— START —
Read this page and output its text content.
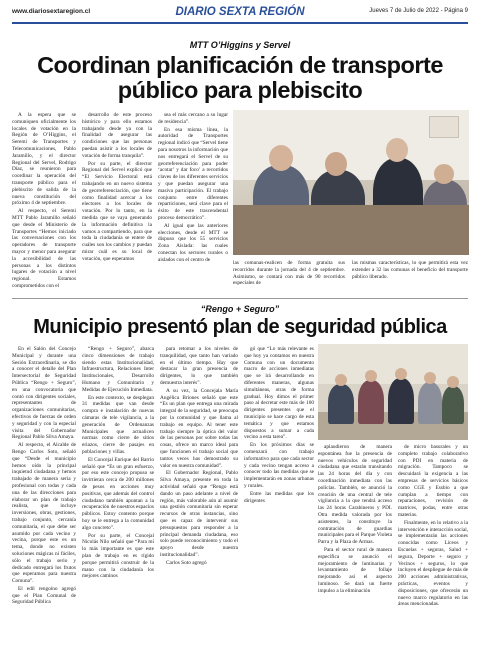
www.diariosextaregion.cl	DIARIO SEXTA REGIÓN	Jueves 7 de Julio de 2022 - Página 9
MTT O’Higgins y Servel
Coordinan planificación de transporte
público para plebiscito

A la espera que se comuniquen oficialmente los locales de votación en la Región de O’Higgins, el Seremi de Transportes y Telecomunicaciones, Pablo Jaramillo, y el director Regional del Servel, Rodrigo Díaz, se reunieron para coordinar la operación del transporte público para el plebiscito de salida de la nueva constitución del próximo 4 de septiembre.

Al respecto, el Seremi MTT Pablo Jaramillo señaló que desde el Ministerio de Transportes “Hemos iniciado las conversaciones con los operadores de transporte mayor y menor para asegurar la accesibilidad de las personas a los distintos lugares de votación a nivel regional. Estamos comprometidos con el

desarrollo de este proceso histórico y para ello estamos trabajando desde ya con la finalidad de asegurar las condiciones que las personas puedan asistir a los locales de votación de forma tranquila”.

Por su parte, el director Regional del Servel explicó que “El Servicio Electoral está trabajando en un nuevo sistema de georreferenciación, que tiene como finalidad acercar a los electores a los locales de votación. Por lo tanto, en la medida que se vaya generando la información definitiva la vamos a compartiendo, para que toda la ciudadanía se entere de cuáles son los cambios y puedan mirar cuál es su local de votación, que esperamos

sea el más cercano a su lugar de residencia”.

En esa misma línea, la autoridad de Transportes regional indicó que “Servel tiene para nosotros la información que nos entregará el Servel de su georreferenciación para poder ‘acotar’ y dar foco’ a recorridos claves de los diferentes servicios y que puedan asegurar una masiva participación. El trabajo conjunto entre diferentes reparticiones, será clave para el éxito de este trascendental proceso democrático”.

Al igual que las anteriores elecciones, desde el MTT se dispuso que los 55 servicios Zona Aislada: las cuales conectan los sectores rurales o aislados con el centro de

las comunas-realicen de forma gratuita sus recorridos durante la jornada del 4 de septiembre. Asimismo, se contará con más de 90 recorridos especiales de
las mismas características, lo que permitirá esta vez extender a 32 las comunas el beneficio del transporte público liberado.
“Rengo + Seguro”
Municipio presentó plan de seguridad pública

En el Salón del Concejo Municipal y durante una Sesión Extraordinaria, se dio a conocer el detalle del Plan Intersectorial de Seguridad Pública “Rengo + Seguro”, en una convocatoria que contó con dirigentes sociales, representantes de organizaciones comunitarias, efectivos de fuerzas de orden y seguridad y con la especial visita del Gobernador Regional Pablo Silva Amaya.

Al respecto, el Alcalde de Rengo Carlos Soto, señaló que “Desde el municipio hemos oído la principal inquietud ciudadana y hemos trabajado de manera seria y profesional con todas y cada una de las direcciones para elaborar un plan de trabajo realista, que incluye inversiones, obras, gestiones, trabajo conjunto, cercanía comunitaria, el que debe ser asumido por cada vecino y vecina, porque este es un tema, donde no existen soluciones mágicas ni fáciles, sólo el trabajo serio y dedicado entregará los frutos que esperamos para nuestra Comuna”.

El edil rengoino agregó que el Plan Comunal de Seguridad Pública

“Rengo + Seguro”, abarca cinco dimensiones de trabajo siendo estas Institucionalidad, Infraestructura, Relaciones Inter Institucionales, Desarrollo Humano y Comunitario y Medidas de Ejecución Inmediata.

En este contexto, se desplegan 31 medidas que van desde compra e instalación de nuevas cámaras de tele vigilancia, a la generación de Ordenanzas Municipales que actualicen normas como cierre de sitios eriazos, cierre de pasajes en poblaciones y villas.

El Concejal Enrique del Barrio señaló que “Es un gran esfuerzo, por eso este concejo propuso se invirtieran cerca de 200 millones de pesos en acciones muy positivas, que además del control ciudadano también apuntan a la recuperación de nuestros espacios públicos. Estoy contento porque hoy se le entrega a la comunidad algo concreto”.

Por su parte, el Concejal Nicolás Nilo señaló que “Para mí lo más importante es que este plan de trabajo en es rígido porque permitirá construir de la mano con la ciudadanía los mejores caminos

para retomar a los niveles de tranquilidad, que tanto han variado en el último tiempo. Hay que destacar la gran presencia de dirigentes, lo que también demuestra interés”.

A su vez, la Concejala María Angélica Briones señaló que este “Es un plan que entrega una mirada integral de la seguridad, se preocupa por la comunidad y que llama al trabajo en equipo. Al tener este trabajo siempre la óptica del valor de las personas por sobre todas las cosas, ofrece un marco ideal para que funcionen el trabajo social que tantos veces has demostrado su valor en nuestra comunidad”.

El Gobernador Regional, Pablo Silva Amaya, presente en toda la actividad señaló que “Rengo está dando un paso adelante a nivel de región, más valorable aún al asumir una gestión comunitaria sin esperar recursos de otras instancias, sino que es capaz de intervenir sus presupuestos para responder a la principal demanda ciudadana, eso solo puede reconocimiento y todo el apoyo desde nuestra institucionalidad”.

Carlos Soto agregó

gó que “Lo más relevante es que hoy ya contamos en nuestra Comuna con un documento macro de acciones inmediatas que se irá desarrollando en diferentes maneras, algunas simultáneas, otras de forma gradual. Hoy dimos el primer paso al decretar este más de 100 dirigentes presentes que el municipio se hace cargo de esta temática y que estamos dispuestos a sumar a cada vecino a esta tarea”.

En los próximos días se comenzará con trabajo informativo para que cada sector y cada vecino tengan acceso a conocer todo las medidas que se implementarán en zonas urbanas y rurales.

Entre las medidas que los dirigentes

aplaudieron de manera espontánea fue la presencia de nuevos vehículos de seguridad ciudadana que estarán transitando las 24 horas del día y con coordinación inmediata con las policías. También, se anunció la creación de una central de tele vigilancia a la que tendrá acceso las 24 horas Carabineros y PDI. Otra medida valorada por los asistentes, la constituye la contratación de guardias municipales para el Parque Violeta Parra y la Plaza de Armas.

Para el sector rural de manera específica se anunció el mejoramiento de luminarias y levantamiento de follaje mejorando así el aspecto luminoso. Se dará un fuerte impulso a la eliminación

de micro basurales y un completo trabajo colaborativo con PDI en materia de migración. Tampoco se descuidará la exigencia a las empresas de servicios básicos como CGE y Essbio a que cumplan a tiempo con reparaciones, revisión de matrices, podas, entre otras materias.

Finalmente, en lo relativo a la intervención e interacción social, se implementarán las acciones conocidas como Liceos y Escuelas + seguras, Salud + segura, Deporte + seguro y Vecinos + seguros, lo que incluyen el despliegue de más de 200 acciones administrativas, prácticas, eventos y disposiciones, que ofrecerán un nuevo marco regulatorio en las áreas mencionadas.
— END —
— START —
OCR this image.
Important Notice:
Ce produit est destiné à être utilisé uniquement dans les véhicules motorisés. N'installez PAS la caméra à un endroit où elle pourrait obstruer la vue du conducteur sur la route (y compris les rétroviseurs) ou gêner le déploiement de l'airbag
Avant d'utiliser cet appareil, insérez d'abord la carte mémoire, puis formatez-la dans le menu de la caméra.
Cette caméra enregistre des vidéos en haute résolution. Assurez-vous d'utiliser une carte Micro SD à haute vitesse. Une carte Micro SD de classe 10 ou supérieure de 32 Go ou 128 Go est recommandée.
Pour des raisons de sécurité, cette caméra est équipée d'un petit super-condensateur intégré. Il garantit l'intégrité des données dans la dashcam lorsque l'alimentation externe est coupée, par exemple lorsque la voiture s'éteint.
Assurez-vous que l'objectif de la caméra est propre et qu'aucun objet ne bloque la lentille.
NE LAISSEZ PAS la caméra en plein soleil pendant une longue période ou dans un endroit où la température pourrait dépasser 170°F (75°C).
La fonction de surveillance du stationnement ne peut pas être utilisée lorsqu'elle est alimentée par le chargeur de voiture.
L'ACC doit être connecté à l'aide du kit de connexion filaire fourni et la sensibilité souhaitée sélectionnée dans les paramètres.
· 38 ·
— END —
§ Request: Extract, from the listing above, every line where the string "agregó" occurs.

§ Answer to the exercise:
El edil rengoino agregó que el Plan Comunal de Seguridad Pública
Carlos Soto agregó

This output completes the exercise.